### What this task involves
Print all entries word for word.

### Records shown

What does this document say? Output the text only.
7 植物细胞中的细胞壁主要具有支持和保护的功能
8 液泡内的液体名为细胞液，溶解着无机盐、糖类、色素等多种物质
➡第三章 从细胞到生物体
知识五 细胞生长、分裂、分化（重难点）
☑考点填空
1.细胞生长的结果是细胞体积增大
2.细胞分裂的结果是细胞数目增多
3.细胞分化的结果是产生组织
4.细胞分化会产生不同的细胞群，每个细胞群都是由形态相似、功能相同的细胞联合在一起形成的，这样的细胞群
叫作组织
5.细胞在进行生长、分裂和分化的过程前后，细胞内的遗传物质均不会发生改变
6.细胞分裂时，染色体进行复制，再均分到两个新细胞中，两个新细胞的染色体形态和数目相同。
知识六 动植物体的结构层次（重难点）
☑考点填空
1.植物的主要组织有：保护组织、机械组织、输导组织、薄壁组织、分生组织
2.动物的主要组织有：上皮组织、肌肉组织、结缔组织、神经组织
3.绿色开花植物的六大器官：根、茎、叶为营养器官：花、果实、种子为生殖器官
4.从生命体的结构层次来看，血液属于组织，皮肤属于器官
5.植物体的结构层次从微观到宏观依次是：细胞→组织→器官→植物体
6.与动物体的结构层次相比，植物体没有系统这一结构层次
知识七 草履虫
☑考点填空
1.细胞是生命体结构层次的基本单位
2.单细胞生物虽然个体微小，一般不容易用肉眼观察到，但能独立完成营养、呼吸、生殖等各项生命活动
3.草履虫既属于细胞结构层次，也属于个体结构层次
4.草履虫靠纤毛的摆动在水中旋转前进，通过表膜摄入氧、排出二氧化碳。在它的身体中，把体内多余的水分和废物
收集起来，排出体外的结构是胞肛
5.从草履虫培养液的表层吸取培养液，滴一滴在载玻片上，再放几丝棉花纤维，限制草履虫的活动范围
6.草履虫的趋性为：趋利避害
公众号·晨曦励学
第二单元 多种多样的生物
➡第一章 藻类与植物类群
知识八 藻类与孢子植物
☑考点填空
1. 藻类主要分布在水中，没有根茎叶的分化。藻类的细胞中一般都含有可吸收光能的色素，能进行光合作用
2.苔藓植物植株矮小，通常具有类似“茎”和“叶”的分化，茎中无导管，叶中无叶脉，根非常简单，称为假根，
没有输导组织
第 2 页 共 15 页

### Written answer
What does this document say? Output the text only.
7 植物细胞中的细胞壁主要具有支持和保护的功能
8 液泡内的液体名为细胞液，溶解着无机盐、糖类、色素等多种物质
➡第三章 从细胞到生物体
知识五 细胞生长、分裂、分化（重难点）
☑考点填空
1.细胞生长的结果是细胞体积增大
2.细胞分裂的结果是细胞数目增多
3.细胞分化的结果是产生组织
4.细胞分化会产生不同的细胞群，每个细胞群都是由形态相似、功能相同的细胞联合在一起形成的，这样的细胞群
叫作组织
5.细胞在进行生长、分裂和分化的过程前后，细胞内的遗传物质均不会发生改变
6.细胞分裂时，染色体进行复制，再均分到两个新细胞中，两个新细胞的染色体形态和数目相同。
知识六 动植物体的结构层次（重难点）
☑考点填空
1.植物的主要组织有：保护组织、机械组织、输导组织、薄壁组织、分生组织
2.动物的主要组织有：上皮组织、肌肉组织、结缔组织、神经组织
3.绿色开花植物的六大器官：根、茎、叶为营养器官：花、果实、种子为生殖器官
4.从生命体的结构层次来看，血液属于组织，皮肤属于器官
5.植物体的结构层次从微观到宏观依次是：细胞→组织→器官→植物体
6.与动物体的结构层次相比，植物体没有系统这一结构层次
知识七 草履虫
☑考点填空
1.细胞是生命体结构层次的基本单位
2.单细胞生物虽然个体微小，一般不容易用肉眼观察到，但能独立完成营养、呼吸、生殖等各项生命活动
3.草履虫既属于细胞结构层次，也属于个体结构层次
4.草履虫靠纤毛的摆动在水中旋转前进，通过表膜摄入氧、排出二氧化碳。在它的身体中，把体内多余的水分和废物
收集起来，排出体外的结构是胞肛
5.从草履虫培养液的表层吸取培养液，滴一滴在载玻片上，再放几丝棉花纤维，限制草履虫的活动范围
6.草履虫的趋性为：趋利避害
公众号·晨曦励学
第二单元 多种多样的生物
➡第一章 藻类与植物类群
知识八 藻类与孢子植物
☑考点填空
1. 藻类主要分布在水中，没有根茎叶的分化。藻类的细胞中一般都含有可吸收光能的色素，能进行光合作用
2.苔藓植物植株矮小，通常具有类似“茎”和“叶”的分化，茎中无导管，叶中无叶脉，根非常简单，称为假根，
没有输导组织
第 2 页 共 15 页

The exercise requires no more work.